- **To be done**:
Rename "heart-outline-icon" to "heart-icon" in the stretch from the line containing "- avatar[interactable]: [26, 446, 98, 518]" through the line containing "- timestamp: 1d ago: [120, 530, 179, 550]", and return only those lines with nothing else changed.

- **Extracted records**:
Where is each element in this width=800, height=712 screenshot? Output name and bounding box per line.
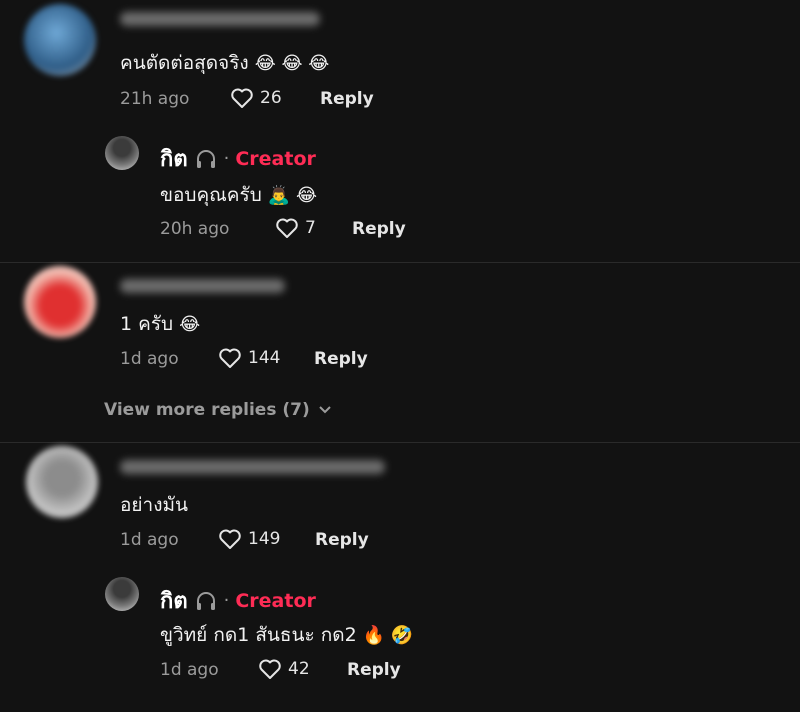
- avatar[interactable]: [26, 446, 98, 518]
- like-button[interactable]: 26: [230, 87, 282, 109]
- view-more-replies-button[interactable]: View more replies (7): [104, 400, 332, 420]
- like-count: 7: [305, 218, 316, 238]
- headphones-icon: [196, 149, 215, 168]
- creator-name[interactable]: กิต: [160, 583, 188, 618]
- timestamp: 20h ago: [160, 219, 230, 239]
- like-button[interactable]: 149: [218, 528, 280, 550]
- emoji: 😂: [179, 314, 201, 335]
- comment-text: 1 ครับ 😂: [120, 313, 201, 335]
- creator-badge: Creator: [235, 147, 316, 170]
- username-blurred[interactable]: [120, 12, 320, 26]
- heart-outline-icon: [231, 88, 253, 108]
- separator-dot: ·: [223, 148, 230, 169]
- reply-button[interactable]: Reply: [347, 660, 401, 680]
- timestamp: 1d ago: [120, 349, 179, 369]
- heart-outline-icon: [219, 529, 241, 549]
- heart-outline-icon: [276, 218, 298, 238]
- creator-name[interactable]: กิต: [160, 141, 188, 176]
- comment-text: อย่างมัน: [120, 494, 189, 516]
- heart-outline-icon: [259, 659, 281, 679]
- reply-button[interactable]: Reply: [315, 530, 369, 550]
- divider: [0, 262, 800, 263]
- creator-header: กิต · Creator: [160, 141, 316, 176]
- timestamp: 1d ago: [120, 530, 179, 550]
- separator-dot: ·: [223, 590, 230, 611]
- like-count: 144: [248, 348, 281, 368]
- reply-button[interactable]: Reply: [320, 89, 374, 109]
- divider: [0, 442, 800, 443]
- view-more-label: View more replies (7): [104, 400, 310, 420]
- chevron-down-icon: [319, 406, 331, 414]
- like-count: 149: [248, 529, 281, 549]
- headphones-icon: [196, 591, 215, 610]
- like-button[interactable]: 42: [258, 658, 310, 680]
- emoji: 🔥 🤣: [362, 625, 414, 646]
- timestamp: 1d ago: [160, 660, 219, 680]
- creator-badge: Creator: [235, 589, 316, 612]
- avatar[interactable]: [24, 266, 96, 338]
- creator-header: กิต · Creator: [160, 583, 316, 618]
- emoji: 🙇‍♂️ 😂: [267, 185, 317, 206]
- creator-avatar[interactable]: [105, 136, 139, 170]
- avatar[interactable]: [24, 4, 96, 76]
- creator-avatar[interactable]: [105, 577, 139, 611]
- like-button[interactable]: 7: [275, 217, 316, 239]
- reply-text: ขูวิทย์ กด1 สันธนะ กด2 🔥 🤣: [160, 624, 414, 646]
- heart-outline-icon: [219, 348, 241, 368]
- like-button[interactable]: 144: [218, 347, 280, 369]
- emoji: 😂 😂 😂: [254, 53, 330, 74]
- like-count: 26: [260, 88, 282, 108]
- timestamp: 21h ago: [120, 89, 190, 109]
- reply-text: ขอบคุณครับ 🙇‍♂️ 😂: [160, 184, 317, 206]
- username-blurred[interactable]: [120, 279, 285, 293]
- comment-text: คนตัดต่อสุดจริง 😂 😂 😂: [120, 52, 330, 74]
- username-blurred[interactable]: [120, 460, 385, 474]
- like-count: 42: [288, 659, 310, 679]
- reply-button[interactable]: Reply: [352, 219, 406, 239]
- reply-button[interactable]: Reply: [314, 349, 368, 369]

- **Correct response**:
- avatar[interactable]: [26, 446, 98, 518]
- like-button[interactable]: 26: [230, 87, 282, 109]
- view-more-replies-button[interactable]: View more replies (7): [104, 400, 332, 420]
- like-count: 7: [305, 218, 316, 238]
- headphones-icon: [196, 149, 215, 168]
- creator-name[interactable]: กิต: [160, 583, 188, 618]
- timestamp: 20h ago: [160, 219, 230, 239]
- like-button[interactable]: 149: [218, 528, 280, 550]
- emoji: 😂: [179, 314, 201, 335]
- comment-text: 1 ครับ 😂: [120, 313, 201, 335]
- creator-badge: Creator: [235, 147, 316, 170]
- username-blurred[interactable]: [120, 12, 320, 26]
- heart-icon: [231, 88, 253, 108]
- separator-dot: ·: [223, 148, 230, 169]
- reply-button[interactable]: Reply: [347, 660, 401, 680]
- timestamp: 1d ago: [120, 349, 179, 369]
- heart-icon: [219, 529, 241, 549]
- heart-icon: [276, 218, 298, 238]
- creator-name[interactable]: กิต: [160, 141, 188, 176]
- comment-text: อย่างมัน: [120, 494, 189, 516]
- heart-icon: [259, 659, 281, 679]
- reply-button[interactable]: Reply: [315, 530, 369, 550]
- divider: [0, 262, 800, 263]
- creator-header: กิต · Creator: [160, 141, 316, 176]
- timestamp: 1d ago: [120, 530, 179, 550]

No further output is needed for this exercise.